● **RECORDS FOR THIS EXERCISE**
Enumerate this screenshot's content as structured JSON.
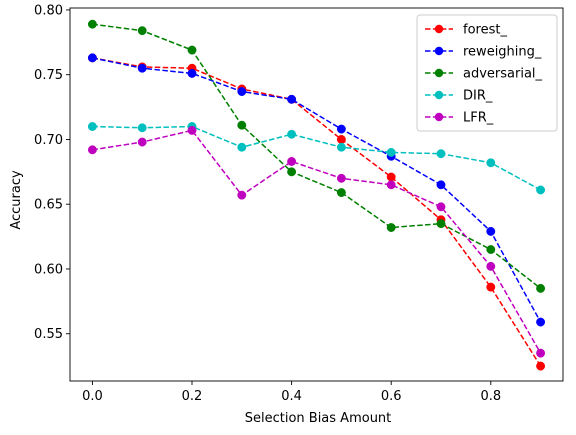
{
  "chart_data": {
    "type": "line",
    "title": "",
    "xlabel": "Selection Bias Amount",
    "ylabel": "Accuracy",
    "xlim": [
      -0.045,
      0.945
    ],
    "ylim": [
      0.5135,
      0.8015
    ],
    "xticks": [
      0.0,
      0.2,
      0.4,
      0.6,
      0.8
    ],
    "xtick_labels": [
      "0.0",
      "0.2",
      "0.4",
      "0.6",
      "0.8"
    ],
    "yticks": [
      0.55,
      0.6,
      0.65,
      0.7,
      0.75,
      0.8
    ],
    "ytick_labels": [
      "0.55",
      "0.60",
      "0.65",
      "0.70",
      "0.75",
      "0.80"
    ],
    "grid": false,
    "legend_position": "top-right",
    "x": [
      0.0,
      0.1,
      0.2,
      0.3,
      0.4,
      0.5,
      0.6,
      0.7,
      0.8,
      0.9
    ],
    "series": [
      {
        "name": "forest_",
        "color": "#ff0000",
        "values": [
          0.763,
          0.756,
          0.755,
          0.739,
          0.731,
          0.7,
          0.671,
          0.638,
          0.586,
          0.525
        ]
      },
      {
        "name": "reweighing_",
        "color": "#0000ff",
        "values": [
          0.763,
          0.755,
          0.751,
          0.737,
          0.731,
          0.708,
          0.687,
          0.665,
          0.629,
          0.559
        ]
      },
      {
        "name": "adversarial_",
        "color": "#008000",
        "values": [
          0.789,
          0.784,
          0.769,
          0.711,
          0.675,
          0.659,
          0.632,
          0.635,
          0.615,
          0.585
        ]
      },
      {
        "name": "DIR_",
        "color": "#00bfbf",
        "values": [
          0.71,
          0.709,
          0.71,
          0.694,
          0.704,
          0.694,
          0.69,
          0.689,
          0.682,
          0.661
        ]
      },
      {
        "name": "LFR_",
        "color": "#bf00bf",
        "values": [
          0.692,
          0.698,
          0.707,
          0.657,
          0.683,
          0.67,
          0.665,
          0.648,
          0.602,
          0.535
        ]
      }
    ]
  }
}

● **PROBLEM TO WORK ON**
Say how many lines of the listing above contain "name", with no other words.

● **SOLUTION**
5